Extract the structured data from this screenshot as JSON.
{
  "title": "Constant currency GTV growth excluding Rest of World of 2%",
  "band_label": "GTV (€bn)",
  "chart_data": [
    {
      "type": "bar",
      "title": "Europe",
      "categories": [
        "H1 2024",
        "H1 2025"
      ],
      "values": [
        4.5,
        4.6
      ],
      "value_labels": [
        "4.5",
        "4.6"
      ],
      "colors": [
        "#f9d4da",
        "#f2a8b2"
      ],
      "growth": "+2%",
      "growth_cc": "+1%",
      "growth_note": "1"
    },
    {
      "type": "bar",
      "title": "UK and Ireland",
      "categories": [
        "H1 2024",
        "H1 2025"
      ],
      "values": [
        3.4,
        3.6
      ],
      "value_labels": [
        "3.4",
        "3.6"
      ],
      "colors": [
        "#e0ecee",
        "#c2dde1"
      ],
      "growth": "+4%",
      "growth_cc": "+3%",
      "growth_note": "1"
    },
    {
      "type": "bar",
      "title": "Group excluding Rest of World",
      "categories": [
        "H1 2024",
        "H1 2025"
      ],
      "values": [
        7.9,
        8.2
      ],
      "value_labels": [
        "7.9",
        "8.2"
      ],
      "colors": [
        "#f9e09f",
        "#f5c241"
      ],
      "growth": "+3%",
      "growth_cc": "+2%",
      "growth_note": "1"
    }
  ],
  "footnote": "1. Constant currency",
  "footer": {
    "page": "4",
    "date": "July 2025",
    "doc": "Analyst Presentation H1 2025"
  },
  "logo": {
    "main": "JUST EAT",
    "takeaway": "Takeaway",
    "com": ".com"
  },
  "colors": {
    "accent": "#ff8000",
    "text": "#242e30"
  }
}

------------------------------

*WHAT YOU WILL DO*. Type out the material again exactly as presented.

*ANSWER FOR THIS EXERCISE*.
Extract the structured data from this screenshot as JSON.
{
  "title": "Constant currency GTV growth excluding Rest of World of 2%",
  "band_label": "GTV (€bn)",
  "chart_data": [
    {
      "type": "bar",
      "title": "Europe",
      "categories": [
        "H1 2024",
        "H1 2025"
      ],
      "values": [
        4.5,
        4.6
      ],
      "value_labels": [
        "4.5",
        "4.6"
      ],
      "colors": [
        "#f9d4da",
        "#f2a8b2"
      ],
      "growth": "+2%",
      "growth_cc": "+1%",
      "growth_note": "1"
    },
    {
      "type": "bar",
      "title": "UK and Ireland",
      "categories": [
        "H1 2024",
        "H1 2025"
      ],
      "values": [
        3.4,
        3.6
      ],
      "value_labels": [
        "3.4",
        "3.6"
      ],
      "colors": [
        "#e0ecee",
        "#c2dde1"
      ],
      "growth": "+4%",
      "growth_cc": "+3%",
      "growth_note": "1"
    },
    {
      "type": "bar",
      "title": "Group excluding Rest of World",
      "categories": [
        "H1 2024",
        "H1 2025"
      ],
      "values": [
        7.9,
        8.2
      ],
      "value_labels": [
        "7.9",
        "8.2"
      ],
      "colors": [
        "#f9e09f",
        "#f5c241"
      ],
      "growth": "+3%",
      "growth_cc": "+2%",
      "growth_note": "1"
    }
  ],
  "footnote": "1. Constant currency",
  "footer": {
    "page": "4",
    "date": "July 2025",
    "doc": "Analyst Presentation H1 2025"
  },
  "logo": {
    "main": "JUST EAT",
    "takeaway": "Takeaway",
    "com": ".com"
  },
  "colors": {
    "accent": "#ff8000",
    "text": "#242e30"
  }
}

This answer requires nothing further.